— Start of RECORDED INFORMATION —
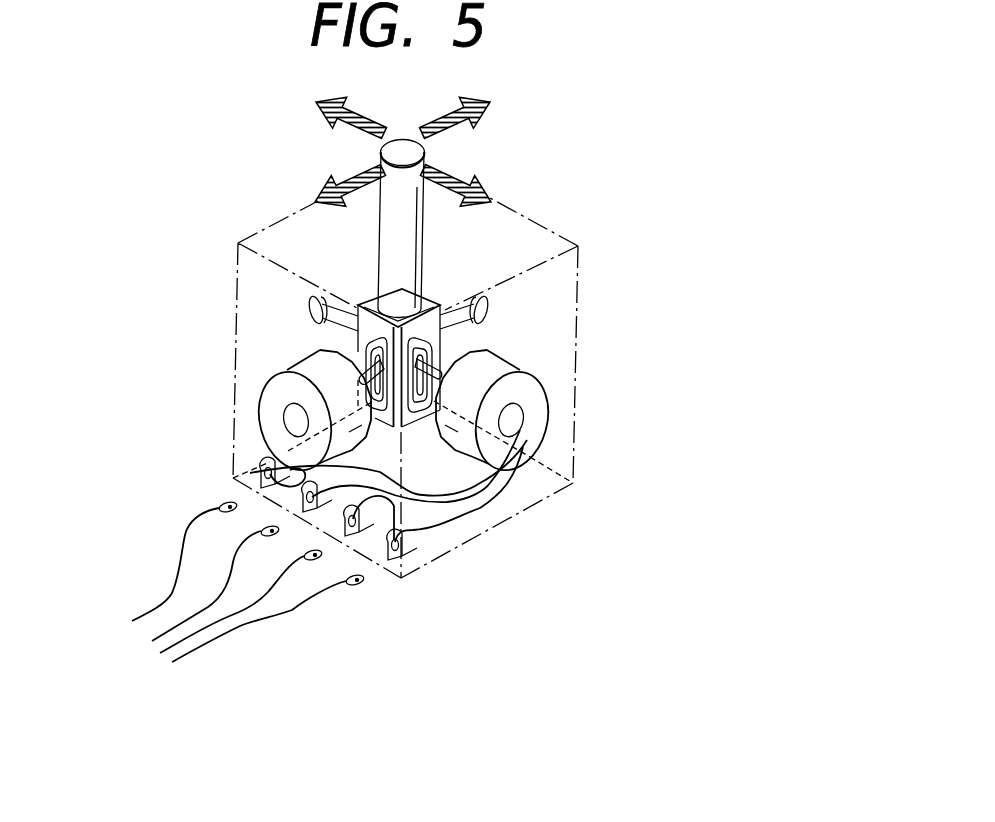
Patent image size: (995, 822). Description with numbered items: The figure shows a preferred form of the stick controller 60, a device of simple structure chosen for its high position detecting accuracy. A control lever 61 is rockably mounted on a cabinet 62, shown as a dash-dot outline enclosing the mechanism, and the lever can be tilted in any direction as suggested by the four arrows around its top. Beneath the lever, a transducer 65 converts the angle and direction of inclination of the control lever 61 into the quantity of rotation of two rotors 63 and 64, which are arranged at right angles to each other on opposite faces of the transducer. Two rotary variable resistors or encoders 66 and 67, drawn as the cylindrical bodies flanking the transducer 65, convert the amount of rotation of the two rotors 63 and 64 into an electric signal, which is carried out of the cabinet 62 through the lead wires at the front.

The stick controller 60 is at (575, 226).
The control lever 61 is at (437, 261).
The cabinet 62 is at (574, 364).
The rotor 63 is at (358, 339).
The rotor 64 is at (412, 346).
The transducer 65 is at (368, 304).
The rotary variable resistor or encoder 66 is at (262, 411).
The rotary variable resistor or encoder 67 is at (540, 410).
— End of RECORDED INFORMATION —
— Start of RECORDED INFORMATION —
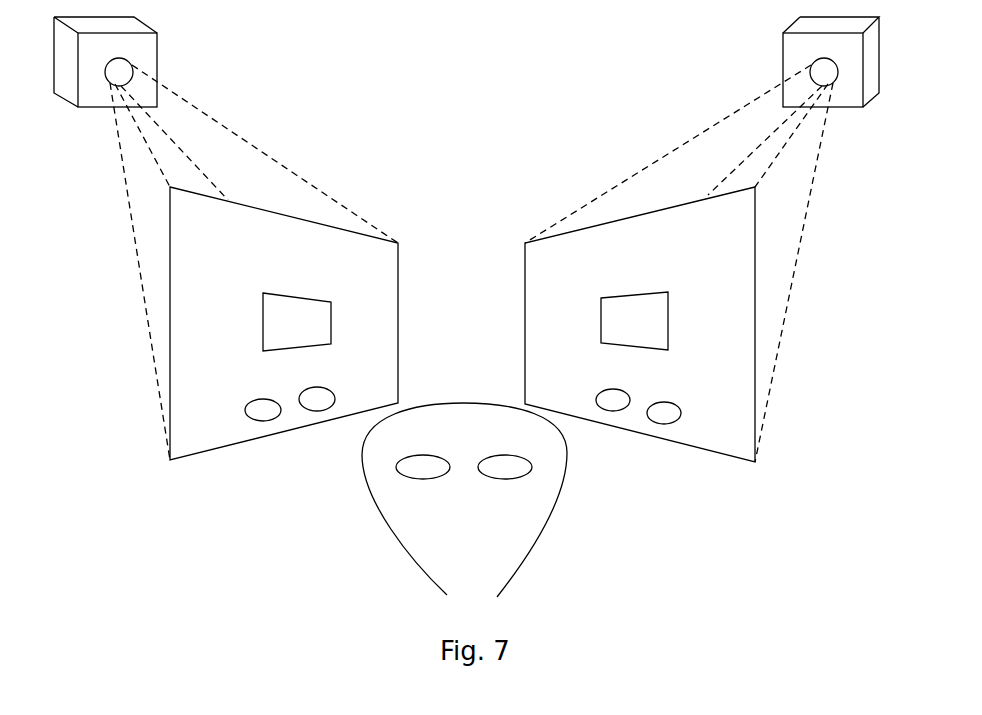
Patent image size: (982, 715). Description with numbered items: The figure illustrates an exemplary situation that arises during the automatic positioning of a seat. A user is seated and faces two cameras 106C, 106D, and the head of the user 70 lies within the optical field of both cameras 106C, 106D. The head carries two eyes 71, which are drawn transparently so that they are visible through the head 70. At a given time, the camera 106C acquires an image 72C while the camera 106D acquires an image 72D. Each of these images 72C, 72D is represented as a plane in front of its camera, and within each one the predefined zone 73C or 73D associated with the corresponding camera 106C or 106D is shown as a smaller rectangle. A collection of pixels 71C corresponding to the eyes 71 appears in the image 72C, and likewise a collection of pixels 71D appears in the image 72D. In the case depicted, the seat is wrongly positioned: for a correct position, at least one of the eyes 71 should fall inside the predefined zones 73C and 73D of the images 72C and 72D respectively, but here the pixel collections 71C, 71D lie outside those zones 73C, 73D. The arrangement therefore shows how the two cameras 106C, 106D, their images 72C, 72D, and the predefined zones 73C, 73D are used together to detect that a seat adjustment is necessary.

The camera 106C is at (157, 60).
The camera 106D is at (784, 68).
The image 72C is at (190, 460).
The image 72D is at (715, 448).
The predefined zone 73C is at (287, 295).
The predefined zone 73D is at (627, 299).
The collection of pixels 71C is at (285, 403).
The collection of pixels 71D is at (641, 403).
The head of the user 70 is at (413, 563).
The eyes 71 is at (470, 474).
— End of RECORDED INFORMATION —
(WORK REQUIRED): Repeat the lines word for word, beginning at the line that has "Patent image size: (995, 822)." and stopping after the line that has "The stick controller 60 is at (575, 226).".

(FINAL RESULT):
Patent image size: (995, 822). Description with numbered items: The figure shows a preferred form of the stick controller 60, a device of simple structure chosen for its high position detecting accuracy. A control lever 61 is rockably mounted on a cabinet 62, shown as a dash-dot outline enclosing the mechanism, and the lever can be tilted in any direction as suggested by the four arrows around its top. Beneath the lever, a transducer 65 converts the angle and direction of inclination of the control lever 61 into the quantity of rotation of two rotors 63 and 64, which are arranged at right angles to each other on opposite faces of the transducer. Two rotary variable resistors or encoders 66 and 67, drawn as the cylindrical bodies flanking the transducer 65, convert the amount of rotation of the two rotors 63 and 64 into an electric signal, which is carried out of the cabinet 62 through the lead wires at the front.

The stick controller 60 is at (575, 226).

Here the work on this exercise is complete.